Quoted passage:
# Solved: Locked Word table format - how to unlock?



## KrashedKris

Hi folks - I have been sent an application form in Word which when printed out tends to lose some text in the pre-set fields. I wanted to increase the row heights to see if I could get all the text printing out, but the pre-set fields (i.e. fields with information and headings supplied as part of the form) cannot be selected for editing - all options are greyed out. Even "Edit/Select All" appears to be disabled.

Is this form locked in some way so it can't be edited? I did a very preliminary google search which suggests that documents can be locked in this way, and I can see the advantages for form submissions by email - but is there a way to solve the printing problem so I can get a hard copy printed out without missing text?

Many thanks for any help


----------



## cronista

KrashedKris:

The form was made by a template and locked by the author.

I don't think you can change any of the table's attributes.

A few months ago, I had to make a form to be completed by about a dozen people in about a dozen countries. I wanted to limit them to the number of characters they could put in a particular table row (in actually it was a field, but to the user looks like a row). I got several complaints, but was successful in making them limit the response to a few words. 

Best Regards,
Cronista


----------



## cristobal03

You can import a document into a new document to remove any document protection. Dreamboat has an article about it at www.officearticles.com.

HTH

chris.

Data extract:
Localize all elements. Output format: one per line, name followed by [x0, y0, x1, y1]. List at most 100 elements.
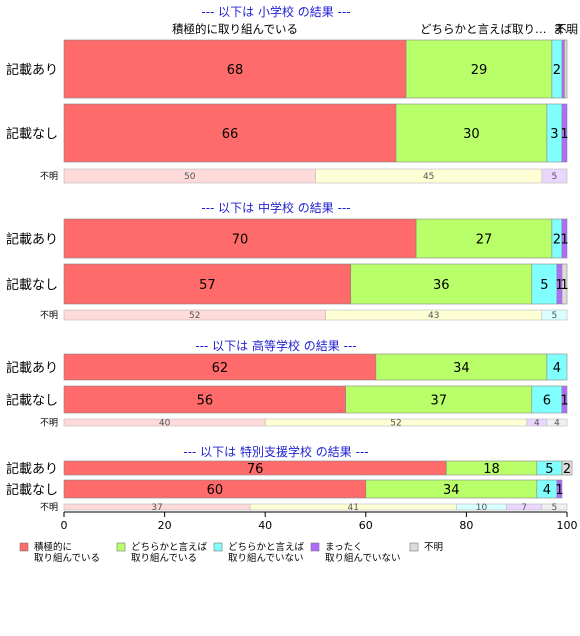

Your task: Copy word for word everything in the locked Word form thread from "The form was" down to "a few words.".

Answer to the problem:
The form was made by a template and locked by the author.

I don't think you can change any of the table's attributes.

A few months ago, I had to make a form to be completed by about a dozen people in about a dozen countries. I wanted to limit them to the number of characters they could put in a particular table row (in actually it was a field, but to the user looks like a row). I got several complaints, but was successful in making them limit the response to a few words.